Passage.
────────────────

Interestingly, it's not nearly as weird to nurse in front of my FIL and BILs. It's not about not being discreet- I have one of those blanket things that have a strap that hooks around your neck. It's just that he is SO uncomfortable, it makes me uncomfortable (and probably everyone in the vicinity)[/quote']

 

It is more comfortable for me to bf in front of my in laws than my family. I only have one cousin who nursed more than 6 weeks. But all of my sils nursed, some well past a year.

 

I've known many grown women that felt this way. Part of it might be sexual I suppose, but mostly the entire concept of being that physically and constantly attached to anyone is viewed as gross, icky, or weird by them. They are just as loving towards their kids and have great relationships with their kids, but that constant closeness for much of any non emergency reason seems weird to them.

 

Especially to a parent that doesn't stay home full time, breast feeding IS a pita. If I had to mess with pumping and bottles, I might as well just give formula.

────────────────

Data for analysis.

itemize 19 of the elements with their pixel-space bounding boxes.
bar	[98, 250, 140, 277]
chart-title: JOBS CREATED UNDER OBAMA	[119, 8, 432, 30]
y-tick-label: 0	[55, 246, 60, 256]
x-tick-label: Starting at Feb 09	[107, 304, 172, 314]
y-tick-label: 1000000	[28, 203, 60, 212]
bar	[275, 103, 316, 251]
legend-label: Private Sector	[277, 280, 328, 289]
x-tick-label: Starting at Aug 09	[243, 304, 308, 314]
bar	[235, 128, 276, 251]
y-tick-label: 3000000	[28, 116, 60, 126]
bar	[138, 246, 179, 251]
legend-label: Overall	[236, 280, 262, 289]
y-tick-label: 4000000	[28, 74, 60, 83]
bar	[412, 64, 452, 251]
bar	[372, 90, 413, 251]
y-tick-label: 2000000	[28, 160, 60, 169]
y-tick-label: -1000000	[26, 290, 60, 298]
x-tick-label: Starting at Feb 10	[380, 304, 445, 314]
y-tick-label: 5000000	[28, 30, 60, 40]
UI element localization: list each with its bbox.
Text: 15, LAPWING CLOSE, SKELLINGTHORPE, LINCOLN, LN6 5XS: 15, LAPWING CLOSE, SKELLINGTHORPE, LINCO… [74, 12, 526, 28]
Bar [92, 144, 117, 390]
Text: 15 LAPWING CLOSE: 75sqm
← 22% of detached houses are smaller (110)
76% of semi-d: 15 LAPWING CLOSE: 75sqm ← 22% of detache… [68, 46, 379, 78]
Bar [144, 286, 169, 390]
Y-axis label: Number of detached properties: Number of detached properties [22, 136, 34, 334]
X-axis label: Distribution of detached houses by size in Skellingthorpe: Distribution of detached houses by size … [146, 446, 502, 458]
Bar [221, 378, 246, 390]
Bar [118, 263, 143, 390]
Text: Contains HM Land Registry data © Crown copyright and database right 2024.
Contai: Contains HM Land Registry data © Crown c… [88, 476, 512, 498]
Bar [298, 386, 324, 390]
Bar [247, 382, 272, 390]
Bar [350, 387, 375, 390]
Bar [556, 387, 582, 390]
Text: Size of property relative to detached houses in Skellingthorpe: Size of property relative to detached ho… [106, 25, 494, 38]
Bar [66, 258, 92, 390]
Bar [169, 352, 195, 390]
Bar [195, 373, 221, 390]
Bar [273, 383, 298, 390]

────────────────

Actions to take.
a. Translate this sentence from the breastfeeding passage into Spanish: "I only have one cousin who nursed more than 6 weeks."
b. Reproduce the part of the breastfeeding passage starting with "Especially to a" and going on through "just give formula.".
Rely only on the passage about breastfeeding for what comes next.

Answers to the exercise.
a. Solo tengo una prima que amamantó durante más de 6 semanas.

b.
Especially to a parent that doesn't stay home full time, breast feeding IS a pita. If I had to mess with pumping and bottles, I might as well just give formula.